Stored entries
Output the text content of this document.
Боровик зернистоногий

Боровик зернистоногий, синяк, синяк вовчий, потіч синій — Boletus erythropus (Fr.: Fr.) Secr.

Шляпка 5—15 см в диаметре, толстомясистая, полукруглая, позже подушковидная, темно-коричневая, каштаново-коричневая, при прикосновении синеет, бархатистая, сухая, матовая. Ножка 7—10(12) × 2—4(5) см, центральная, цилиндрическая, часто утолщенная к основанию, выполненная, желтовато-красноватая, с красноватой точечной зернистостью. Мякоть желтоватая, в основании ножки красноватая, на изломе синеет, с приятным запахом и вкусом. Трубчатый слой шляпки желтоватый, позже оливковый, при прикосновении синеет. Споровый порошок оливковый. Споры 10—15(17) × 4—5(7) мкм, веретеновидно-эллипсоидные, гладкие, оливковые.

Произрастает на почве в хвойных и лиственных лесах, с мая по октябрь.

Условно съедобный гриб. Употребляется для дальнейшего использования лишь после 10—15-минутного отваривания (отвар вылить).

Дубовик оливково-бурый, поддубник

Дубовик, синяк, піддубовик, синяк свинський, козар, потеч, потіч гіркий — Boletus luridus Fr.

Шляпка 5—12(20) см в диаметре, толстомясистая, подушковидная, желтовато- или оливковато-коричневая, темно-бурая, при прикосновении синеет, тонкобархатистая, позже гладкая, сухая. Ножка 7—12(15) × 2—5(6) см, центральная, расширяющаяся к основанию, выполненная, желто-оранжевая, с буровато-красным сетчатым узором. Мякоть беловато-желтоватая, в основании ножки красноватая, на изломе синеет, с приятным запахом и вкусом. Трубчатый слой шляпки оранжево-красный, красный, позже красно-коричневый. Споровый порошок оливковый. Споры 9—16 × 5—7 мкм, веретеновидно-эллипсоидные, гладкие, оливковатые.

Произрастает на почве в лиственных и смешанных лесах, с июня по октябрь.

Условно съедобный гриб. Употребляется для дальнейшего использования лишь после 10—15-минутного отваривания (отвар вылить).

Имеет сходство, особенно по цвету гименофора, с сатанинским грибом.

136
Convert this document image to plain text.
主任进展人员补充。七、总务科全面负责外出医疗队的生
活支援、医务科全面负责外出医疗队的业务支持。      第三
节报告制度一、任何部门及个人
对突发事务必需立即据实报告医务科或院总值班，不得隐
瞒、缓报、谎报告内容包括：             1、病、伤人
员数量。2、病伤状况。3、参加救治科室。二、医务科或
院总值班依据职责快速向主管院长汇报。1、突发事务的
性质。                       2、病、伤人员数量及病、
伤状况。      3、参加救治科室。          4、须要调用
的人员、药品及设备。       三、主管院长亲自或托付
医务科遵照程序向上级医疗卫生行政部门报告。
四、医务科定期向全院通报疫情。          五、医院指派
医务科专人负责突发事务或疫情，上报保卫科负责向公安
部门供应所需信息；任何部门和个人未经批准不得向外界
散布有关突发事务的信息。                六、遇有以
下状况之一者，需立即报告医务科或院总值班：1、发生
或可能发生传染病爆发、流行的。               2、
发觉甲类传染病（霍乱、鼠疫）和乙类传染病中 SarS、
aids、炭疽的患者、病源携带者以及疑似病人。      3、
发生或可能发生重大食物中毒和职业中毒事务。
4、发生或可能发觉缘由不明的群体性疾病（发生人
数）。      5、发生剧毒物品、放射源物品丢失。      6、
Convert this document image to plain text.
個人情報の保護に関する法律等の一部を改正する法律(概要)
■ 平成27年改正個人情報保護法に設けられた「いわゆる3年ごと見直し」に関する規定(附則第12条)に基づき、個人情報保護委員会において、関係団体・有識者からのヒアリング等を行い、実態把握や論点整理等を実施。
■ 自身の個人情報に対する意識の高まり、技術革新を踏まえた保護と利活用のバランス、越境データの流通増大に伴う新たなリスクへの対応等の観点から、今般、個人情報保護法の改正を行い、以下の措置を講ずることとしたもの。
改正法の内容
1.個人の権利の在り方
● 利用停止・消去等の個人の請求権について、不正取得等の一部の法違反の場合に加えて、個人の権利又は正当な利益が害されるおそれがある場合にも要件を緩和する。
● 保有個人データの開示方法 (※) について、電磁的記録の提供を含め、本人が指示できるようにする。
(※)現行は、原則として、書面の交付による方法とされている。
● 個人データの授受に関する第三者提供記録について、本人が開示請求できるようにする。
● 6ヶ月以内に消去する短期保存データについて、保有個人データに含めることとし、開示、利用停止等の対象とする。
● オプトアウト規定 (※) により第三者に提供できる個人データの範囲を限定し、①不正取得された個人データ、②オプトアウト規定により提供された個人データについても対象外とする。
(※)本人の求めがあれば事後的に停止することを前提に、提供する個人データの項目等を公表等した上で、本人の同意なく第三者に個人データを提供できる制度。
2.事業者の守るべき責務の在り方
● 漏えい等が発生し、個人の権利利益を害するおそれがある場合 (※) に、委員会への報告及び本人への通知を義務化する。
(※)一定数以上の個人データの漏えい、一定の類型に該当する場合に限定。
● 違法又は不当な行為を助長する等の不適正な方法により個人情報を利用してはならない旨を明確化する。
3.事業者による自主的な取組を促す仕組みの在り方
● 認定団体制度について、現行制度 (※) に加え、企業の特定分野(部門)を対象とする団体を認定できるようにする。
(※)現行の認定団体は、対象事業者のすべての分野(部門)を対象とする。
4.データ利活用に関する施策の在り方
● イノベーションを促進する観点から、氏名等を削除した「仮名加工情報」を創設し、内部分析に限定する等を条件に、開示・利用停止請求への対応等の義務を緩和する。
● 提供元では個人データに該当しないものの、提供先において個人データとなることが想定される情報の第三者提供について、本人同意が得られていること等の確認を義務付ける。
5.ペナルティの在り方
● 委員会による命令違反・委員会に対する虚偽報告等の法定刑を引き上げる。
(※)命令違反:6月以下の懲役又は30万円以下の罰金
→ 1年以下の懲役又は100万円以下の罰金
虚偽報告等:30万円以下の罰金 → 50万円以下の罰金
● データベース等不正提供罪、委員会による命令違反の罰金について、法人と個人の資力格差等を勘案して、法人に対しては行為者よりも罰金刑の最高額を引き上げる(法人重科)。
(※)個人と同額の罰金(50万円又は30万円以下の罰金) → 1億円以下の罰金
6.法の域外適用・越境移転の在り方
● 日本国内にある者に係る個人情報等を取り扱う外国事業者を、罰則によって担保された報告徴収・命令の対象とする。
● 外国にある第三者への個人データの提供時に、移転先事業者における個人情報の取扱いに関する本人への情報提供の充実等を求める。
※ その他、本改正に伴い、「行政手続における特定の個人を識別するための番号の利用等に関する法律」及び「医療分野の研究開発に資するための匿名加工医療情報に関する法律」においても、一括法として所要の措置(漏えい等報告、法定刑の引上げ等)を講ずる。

[Stated exercise]
Write the complete data out, exactly as above.

[Expected answer]
Output the text content of this document.
Боровик зернистоногий

Боровик зернистоногий, синяк, синяк вовчий, потіч синій — Boletus erythropus (Fr.: Fr.) Secr.

Шляпка 5—15 см в диаметре, толстомясистая, полукруглая, позже подушковидная, темно-коричневая, каштаново-коричневая, при прикосновении синеет, бархатистая, сухая, матовая. Ножка 7—10(12) × 2—4(5) см, центральная, цилиндрическая, часто утолщенная к основанию, выполненная, желтовато-красноватая, с красноватой точечной зернистостью. Мякоть желтоватая, в основании ножки красноватая, на изломе синеет, с приятным запахом и вкусом. Трубчатый слой шляпки желтоватый, позже оливковый, при прикосновении синеет. Споровый порошок оливковый. Споры 10—15(17) × 4—5(7) мкм, веретеновидно-эллипсоидные, гладкие, оливковые.

Произрастает на почве в хвойных и лиственных лесах, с мая по октябрь.

Условно съедобный гриб. Употребляется для дальнейшего использования лишь после 10—15-минутного отваривания (отвар вылить).

Дубовик оливково-бурый, поддубник

Дубовик, синяк, піддубовик, синяк свинський, козар, потеч, потіч гіркий — Boletus luridus Fr.

Шляпка 5—12(20) см в диаметре, толстомясистая, подушковидная, желтовато- или оливковато-коричневая, темно-бурая, при прикосновении синеет, тонкобархатистая, позже гладкая, сухая. Ножка 7—12(15) × 2—5(6) см, центральная, расширяющаяся к основанию, выполненная, желто-оранжевая, с буровато-красным сетчатым узором. Мякоть беловато-желтоватая, в основании ножки красноватая, на изломе синеет, с приятным запахом и вкусом. Трубчатый слой шляпки оранжево-красный, красный, позже красно-коричневый. Споровый порошок оливковый. Споры 9—16 × 5—7 мкм, веретеновидно-эллипсоидные, гладкие, оливковатые.

Произрастает на почве в лиственных и смешанных лесах, с июня по октябрь.

Условно съедобный гриб. Употребляется для дальнейшего использования лишь после 10—15-минутного отваривания (отвар вылить).

Имеет сходство, особенно по цвету гименофора, с сатанинским грибом.

136
Convert this document image to plain text.
主任进展人员补充。七、总务科全面负责外出医疗队的生
活支援、医务科全面负责外出医疗队的业务支持。      第三
节报告制度一、任何部门及个人
对突发事务必需立即据实报告医务科或院总值班，不得隐
瞒、缓报、谎报告内容包括：             1、病、伤人
员数量。2、病伤状况。3、参加救治科室。二、医务科或
院总值班依据职责快速向主管院长汇报。1、突发事务的
性质。                       2、病、伤人员数量及病、
伤状况。      3、参加救治科室。          4、须要调用
的人员、药品及设备。       三、主管院长亲自或托付
医务科遵照程序向上级医疗卫生行政部门报告。
四、医务科定期向全院通报疫情。          五、医院指派
医务科专人负责突发事务或疫情，上报保卫科负责向公安
部门供应所需信息；任何部门和个人未经批准不得向外界
散布有关突发事务的信息。                六、遇有以
下状况之一者，需立即报告医务科或院总值班：1、发生
或可能发生传染病爆发、流行的。               2、
发觉甲类传染病（霍乱、鼠疫）和乙类传染病中 SarS、
aids、炭疽的患者、病源携带者以及疑似病人。      3、
发生或可能发生重大食物中毒和职业中毒事务。
4、发生或可能发觉缘由不明的群体性疾病（发生人
数）。      5、发生剧毒物品、放射源物品丢失。      6、
Convert this document image to plain text.
個人情報の保護に関する法律等の一部を改正する法律(概要)
■ 平成27年改正個人情報保護法に設けられた「いわゆる3年ごと見直し」に関する規定(附則第12条)に基づき、個人情報保護委員会において、関係団体・有識者からのヒアリング等を行い、実態把握や論点整理等を実施。
■ 自身の個人情報に対する意識の高まり、技術革新を踏まえた保護と利活用のバランス、越境データの流通増大に伴う新たなリスクへの対応等の観点から、今般、個人情報保護法の改正を行い、以下の措置を講ずることとしたもの。
改正法の内容
1.個人の権利の在り方
● 利用停止・消去等の個人の請求権について、不正取得等の一部の法違反の場合に加えて、個人の権利又は正当な利益が害されるおそれがある場合にも要件を緩和する。
● 保有個人データの開示方法 (※) について、電磁的記録の提供を含め、本人が指示できるようにする。
(※)現行は、原則として、書面の交付による方法とされている。
● 個人データの授受に関する第三者提供記録について、本人が開示請求できるようにする。
● 6ヶ月以内に消去する短期保存データについて、保有個人データに含めることとし、開示、利用停止等の対象とする。
● オプトアウト規定 (※) により第三者に提供できる個人データの範囲を限定し、①不正取得された個人データ、②オプトアウト規定により提供された個人データについても対象外とする。
(※)本人の求めがあれば事後的に停止することを前提に、提供する個人データの項目等を公表等した上で、本人の同意なく第三者に個人データを提供できる制度。
2.事業者の守るべき責務の在り方
● 漏えい等が発生し、個人の権利利益を害するおそれがある場合 (※) に、委員会への報告及び本人への通知を義務化する。
(※)一定数以上の個人データの漏えい、一定の類型に該当する場合に限定。
● 違法又は不当な行為を助長する等の不適正な方法により個人情報を利用してはならない旨を明確化する。
3.事業者による自主的な取組を促す仕組みの在り方
● 認定団体制度について、現行制度 (※) に加え、企業の特定分野(部門)を対象とする団体を認定できるようにする。
(※)現行の認定団体は、対象事業者のすべての分野(部門)を対象とする。
4.データ利活用に関する施策の在り方
● イノベーションを促進する観点から、氏名等を削除した「仮名加工情報」を創設し、内部分析に限定する等を条件に、開示・利用停止請求への対応等の義務を緩和する。
● 提供元では個人データに該当しないものの、提供先において個人データとなることが想定される情報の第三者提供について、本人同意が得られていること等の確認を義務付ける。
5.ペナルティの在り方
● 委員会による命令違反・委員会に対する虚偽報告等の法定刑を引き上げる。
(※)命令違反:6月以下の懲役又は30万円以下の罰金
→ 1年以下の懲役又は100万円以下の罰金
虚偽報告等:30万円以下の罰金 → 50万円以下の罰金
● データベース等不正提供罪、委員会による命令違反の罰金について、法人と個人の資力格差等を勘案して、法人に対しては行為者よりも罰金刑の最高額を引き上げる(法人重科)。
(※)個人と同額の罰金(50万円又は30万円以下の罰金) → 1億円以下の罰金
6.法の域外適用・越境移転の在り方
● 日本国内にある者に係る個人情報等を取り扱う外国事業者を、罰則によって担保された報告徴収・命令の対象とする。
● 外国にある第三者への個人データの提供時に、移転先事業者における個人情報の取扱いに関する本人への情報提供の充実等を求める。
※ その他、本改正に伴い、「行政手続における特定の個人を識別するための番号の利用等に関する法律」及び「医療分野の研究開発に資するための匿名加工医療情報に関する法律」においても、一括法として所要の措置(漏えい等報告、法定刑の引上げ等)を講ずる。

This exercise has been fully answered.